### GIVEN REQUEST
Each of the entries should be retyped precisely as it appears.

━━ DATA TO USE ━━

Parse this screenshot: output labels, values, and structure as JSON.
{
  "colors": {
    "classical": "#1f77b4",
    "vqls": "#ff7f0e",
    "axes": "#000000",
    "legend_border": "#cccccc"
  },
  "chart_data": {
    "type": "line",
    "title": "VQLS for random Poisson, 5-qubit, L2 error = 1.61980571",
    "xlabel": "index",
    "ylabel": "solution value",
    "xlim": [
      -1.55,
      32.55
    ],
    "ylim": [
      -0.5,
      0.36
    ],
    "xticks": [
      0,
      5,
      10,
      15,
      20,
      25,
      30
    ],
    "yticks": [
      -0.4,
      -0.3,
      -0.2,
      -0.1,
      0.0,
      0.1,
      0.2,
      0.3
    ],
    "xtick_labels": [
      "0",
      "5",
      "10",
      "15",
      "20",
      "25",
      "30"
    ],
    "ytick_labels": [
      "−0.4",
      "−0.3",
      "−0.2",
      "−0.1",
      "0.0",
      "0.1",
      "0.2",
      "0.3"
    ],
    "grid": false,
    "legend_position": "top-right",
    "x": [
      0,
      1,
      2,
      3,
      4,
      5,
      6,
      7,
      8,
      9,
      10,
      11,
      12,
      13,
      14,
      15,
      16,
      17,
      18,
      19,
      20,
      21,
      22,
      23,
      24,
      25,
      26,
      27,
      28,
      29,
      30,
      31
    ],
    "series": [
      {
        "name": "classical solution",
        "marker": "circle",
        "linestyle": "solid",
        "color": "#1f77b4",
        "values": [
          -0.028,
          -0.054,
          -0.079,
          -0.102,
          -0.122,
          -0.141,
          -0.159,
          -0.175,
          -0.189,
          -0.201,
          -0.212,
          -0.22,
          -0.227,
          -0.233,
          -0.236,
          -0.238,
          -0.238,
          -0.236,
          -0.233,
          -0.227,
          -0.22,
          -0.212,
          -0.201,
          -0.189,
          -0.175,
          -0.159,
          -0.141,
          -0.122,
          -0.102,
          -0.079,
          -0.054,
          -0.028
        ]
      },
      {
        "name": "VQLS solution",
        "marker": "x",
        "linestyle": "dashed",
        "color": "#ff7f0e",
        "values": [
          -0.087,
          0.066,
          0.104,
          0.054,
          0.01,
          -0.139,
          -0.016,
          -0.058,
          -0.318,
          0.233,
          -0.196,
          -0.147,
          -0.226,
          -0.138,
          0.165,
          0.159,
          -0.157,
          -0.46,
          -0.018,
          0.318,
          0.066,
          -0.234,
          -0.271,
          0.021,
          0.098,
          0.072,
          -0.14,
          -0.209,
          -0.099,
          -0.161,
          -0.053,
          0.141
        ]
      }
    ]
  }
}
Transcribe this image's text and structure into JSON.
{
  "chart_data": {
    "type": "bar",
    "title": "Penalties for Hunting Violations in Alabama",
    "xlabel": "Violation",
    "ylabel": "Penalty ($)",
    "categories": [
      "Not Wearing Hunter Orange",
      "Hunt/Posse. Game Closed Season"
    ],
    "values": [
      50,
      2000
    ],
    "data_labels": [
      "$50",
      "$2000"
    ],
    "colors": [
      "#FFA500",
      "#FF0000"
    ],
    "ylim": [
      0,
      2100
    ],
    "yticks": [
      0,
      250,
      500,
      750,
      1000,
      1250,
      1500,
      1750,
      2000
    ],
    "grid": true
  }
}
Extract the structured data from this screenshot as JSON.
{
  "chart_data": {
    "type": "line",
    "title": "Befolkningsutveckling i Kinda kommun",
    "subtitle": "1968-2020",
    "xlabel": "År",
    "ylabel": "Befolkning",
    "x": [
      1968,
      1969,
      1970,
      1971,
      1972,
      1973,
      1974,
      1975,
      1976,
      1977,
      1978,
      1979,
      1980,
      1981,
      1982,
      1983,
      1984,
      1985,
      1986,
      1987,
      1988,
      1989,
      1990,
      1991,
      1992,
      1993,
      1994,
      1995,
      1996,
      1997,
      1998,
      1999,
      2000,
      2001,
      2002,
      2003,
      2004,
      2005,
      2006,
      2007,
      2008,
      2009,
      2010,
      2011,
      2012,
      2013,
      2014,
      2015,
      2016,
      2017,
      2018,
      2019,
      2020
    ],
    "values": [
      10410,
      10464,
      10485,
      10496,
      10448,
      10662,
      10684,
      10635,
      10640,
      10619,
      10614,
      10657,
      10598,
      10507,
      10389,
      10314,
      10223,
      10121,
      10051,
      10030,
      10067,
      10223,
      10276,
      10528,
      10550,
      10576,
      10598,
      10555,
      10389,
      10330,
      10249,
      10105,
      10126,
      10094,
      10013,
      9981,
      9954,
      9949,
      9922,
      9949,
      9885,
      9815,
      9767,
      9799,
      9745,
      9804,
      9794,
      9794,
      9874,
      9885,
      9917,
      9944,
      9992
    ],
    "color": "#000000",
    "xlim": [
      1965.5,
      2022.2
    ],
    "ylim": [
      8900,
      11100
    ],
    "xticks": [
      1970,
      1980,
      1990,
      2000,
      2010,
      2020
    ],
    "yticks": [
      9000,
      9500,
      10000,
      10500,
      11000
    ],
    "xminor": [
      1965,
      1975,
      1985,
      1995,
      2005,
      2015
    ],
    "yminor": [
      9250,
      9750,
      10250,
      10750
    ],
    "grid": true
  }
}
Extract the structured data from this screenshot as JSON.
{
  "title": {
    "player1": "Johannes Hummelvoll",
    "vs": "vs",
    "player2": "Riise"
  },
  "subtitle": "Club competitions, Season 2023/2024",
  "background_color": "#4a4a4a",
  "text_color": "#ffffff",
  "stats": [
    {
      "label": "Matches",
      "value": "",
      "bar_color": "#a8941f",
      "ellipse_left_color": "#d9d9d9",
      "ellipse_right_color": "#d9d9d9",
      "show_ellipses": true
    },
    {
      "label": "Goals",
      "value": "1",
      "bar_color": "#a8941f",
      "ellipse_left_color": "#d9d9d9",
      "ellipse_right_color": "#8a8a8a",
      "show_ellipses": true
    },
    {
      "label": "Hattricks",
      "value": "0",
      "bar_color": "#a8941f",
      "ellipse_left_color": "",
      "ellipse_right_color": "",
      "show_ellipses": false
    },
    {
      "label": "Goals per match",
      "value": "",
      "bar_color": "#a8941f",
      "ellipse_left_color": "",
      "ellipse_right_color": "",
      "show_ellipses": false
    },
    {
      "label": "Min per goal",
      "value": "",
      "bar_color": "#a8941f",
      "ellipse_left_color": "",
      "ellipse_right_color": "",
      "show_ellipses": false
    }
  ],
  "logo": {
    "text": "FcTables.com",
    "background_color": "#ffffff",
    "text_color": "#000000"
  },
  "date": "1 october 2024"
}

━━━

### EXERCISE OUTPUT
Parse this screenshot: output labels, values, and structure as JSON.
{
  "colors": {
    "classical": "#1f77b4",
    "vqls": "#ff7f0e",
    "axes": "#000000",
    "legend_border": "#cccccc"
  },
  "chart_data": {
    "type": "line",
    "title": "VQLS for random Poisson, 5-qubit, L2 error = 1.61980571",
    "xlabel": "index",
    "ylabel": "solution value",
    "xlim": [
      -1.55,
      32.55
    ],
    "ylim": [
      -0.5,
      0.36
    ],
    "xticks": [
      0,
      5,
      10,
      15,
      20,
      25,
      30
    ],
    "yticks": [
      -0.4,
      -0.3,
      -0.2,
      -0.1,
      0.0,
      0.1,
      0.2,
      0.3
    ],
    "xtick_labels": [
      "0",
      "5",
      "10",
      "15",
      "20",
      "25",
      "30"
    ],
    "ytick_labels": [
      "−0.4",
      "−0.3",
      "−0.2",
      "−0.1",
      "0.0",
      "0.1",
      "0.2",
      "0.3"
    ],
    "grid": false,
    "legend_position": "top-right",
    "x": [
      0,
      1,
      2,
      3,
      4,
      5,
      6,
      7,
      8,
      9,
      10,
      11,
      12,
      13,
      14,
      15,
      16,
      17,
      18,
      19,
      20,
      21,
      22,
      23,
      24,
      25,
      26,
      27,
      28,
      29,
      30,
      31
    ],
    "series": [
      {
        "name": "classical solution",
        "marker": "circle",
        "linestyle": "solid",
        "color": "#1f77b4",
        "values": [
          -0.028,
          -0.054,
          -0.079,
          -0.102,
          -0.122,
          -0.141,
          -0.159,
          -0.175,
          -0.189,
          -0.201,
          -0.212,
          -0.22,
          -0.227,
          -0.233,
          -0.236,
          -0.238,
          -0.238,
          -0.236,
          -0.233,
          -0.227,
          -0.22,
          -0.212,
          -0.201,
          -0.189,
          -0.175,
          -0.159,
          -0.141,
          -0.122,
          -0.102,
          -0.079,
          -0.054,
          -0.028
        ]
      },
      {
        "name": "VQLS solution",
        "marker": "x",
        "linestyle": "dashed",
        "color": "#ff7f0e",
        "values": [
          -0.087,
          0.066,
          0.104,
          0.054,
          0.01,
          -0.139,
          -0.016,
          -0.058,
          -0.318,
          0.233,
          -0.196,
          -0.147,
          -0.226,
          -0.138,
          0.165,
          0.159,
          -0.157,
          -0.46,
          -0.018,
          0.318,
          0.066,
          -0.234,
          -0.271,
          0.021,
          0.098,
          0.072,
          -0.14,
          -0.209,
          -0.099,
          -0.161,
          -0.053,
          0.141
        ]
      }
    ]
  }
}
Transcribe this image's text and structure into JSON.
{
  "chart_data": {
    "type": "bar",
    "title": "Penalties for Hunting Violations in Alabama",
    "xlabel": "Violation",
    "ylabel": "Penalty ($)",
    "categories": [
      "Not Wearing Hunter Orange",
      "Hunt/Posse. Game Closed Season"
    ],
    "values": [
      50,
      2000
    ],
    "data_labels": [
      "$50",
      "$2000"
    ],
    "colors": [
      "#FFA500",
      "#FF0000"
    ],
    "ylim": [
      0,
      2100
    ],
    "yticks": [
      0,
      250,
      500,
      750,
      1000,
      1250,
      1500,
      1750,
      2000
    ],
    "grid": true
  }
}
Extract the structured data from this screenshot as JSON.
{
  "chart_data": {
    "type": "line",
    "title": "Befolkningsutveckling i Kinda kommun",
    "subtitle": "1968-2020",
    "xlabel": "År",
    "ylabel": "Befolkning",
    "x": [
      1968,
      1969,
      1970,
      1971,
      1972,
      1973,
      1974,
      1975,
      1976,
      1977,
      1978,
      1979,
      1980,
      1981,
      1982,
      1983,
      1984,
      1985,
      1986,
      1987,
      1988,
      1989,
      1990,
      1991,
      1992,
      1993,
      1994,
      1995,
      1996,
      1997,
      1998,
      1999,
      2000,
      2001,
      2002,
      2003,
      2004,
      2005,
      2006,
      2007,
      2008,
      2009,
      2010,
      2011,
      2012,
      2013,
      2014,
      2015,
      2016,
      2017,
      2018,
      2019,
      2020
    ],
    "values": [
      10410,
      10464,
      10485,
      10496,
      10448,
      10662,
      10684,
      10635,
      10640,
      10619,
      10614,
      10657,
      10598,
      10507,
      10389,
      10314,
      10223,
      10121,
      10051,
      10030,
      10067,
      10223,
      10276,
      10528,
      10550,
      10576,
      10598,
      10555,
      10389,
      10330,
      10249,
      10105,
      10126,
      10094,
      10013,
      9981,
      9954,
      9949,
      9922,
      9949,
      9885,
      9815,
      9767,
      9799,
      9745,
      9804,
      9794,
      9794,
      9874,
      9885,
      9917,
      9944,
      9992
    ],
    "color": "#000000",
    "xlim": [
      1965.5,
      2022.2
    ],
    "ylim": [
      8900,
      11100
    ],
    "xticks": [
      1970,
      1980,
      1990,
      2000,
      2010,
      2020
    ],
    "yticks": [
      9000,
      9500,
      10000,
      10500,
      11000
    ],
    "xminor": [
      1965,
      1975,
      1985,
      1995,
      2005,
      2015
    ],
    "yminor": [
      9250,
      9750,
      10250,
      10750
    ],
    "grid": true
  }
}
Extract the structured data from this screenshot as JSON.
{
  "title": {
    "player1": "Johannes Hummelvoll",
    "vs": "vs",
    "player2": "Riise"
  },
  "subtitle": "Club competitions, Season 2023/2024",
  "background_color": "#4a4a4a",
  "text_color": "#ffffff",
  "stats": [
    {
      "label": "Matches",
      "value": "",
      "bar_color": "#a8941f",
      "ellipse_left_color": "#d9d9d9",
      "ellipse_right_color": "#d9d9d9",
      "show_ellipses": true
    },
    {
      "label": "Goals",
      "value": "1",
      "bar_color": "#a8941f",
      "ellipse_left_color": "#d9d9d9",
      "ellipse_right_color": "#8a8a8a",
      "show_ellipses": true
    },
    {
      "label": "Hattricks",
      "value": "0",
      "bar_color": "#a8941f",
      "ellipse_left_color": "",
      "ellipse_right_color": "",
      "show_ellipses": false
    },
    {
      "label": "Goals per match",
      "value": "",
      "bar_color": "#a8941f",
      "ellipse_left_color": "",
      "ellipse_right_color": "",
      "show_ellipses": false
    },
    {
      "label": "Min per goal",
      "value": "",
      "bar_color": "#a8941f",
      "ellipse_left_color": "",
      "ellipse_right_color": "",
      "show_ellipses": false
    }
  ],
  "logo": {
    "text": "FcTables.com",
    "background_color": "#ffffff",
    "text_color": "#000000"
  },
  "date": "1 october 2024"
}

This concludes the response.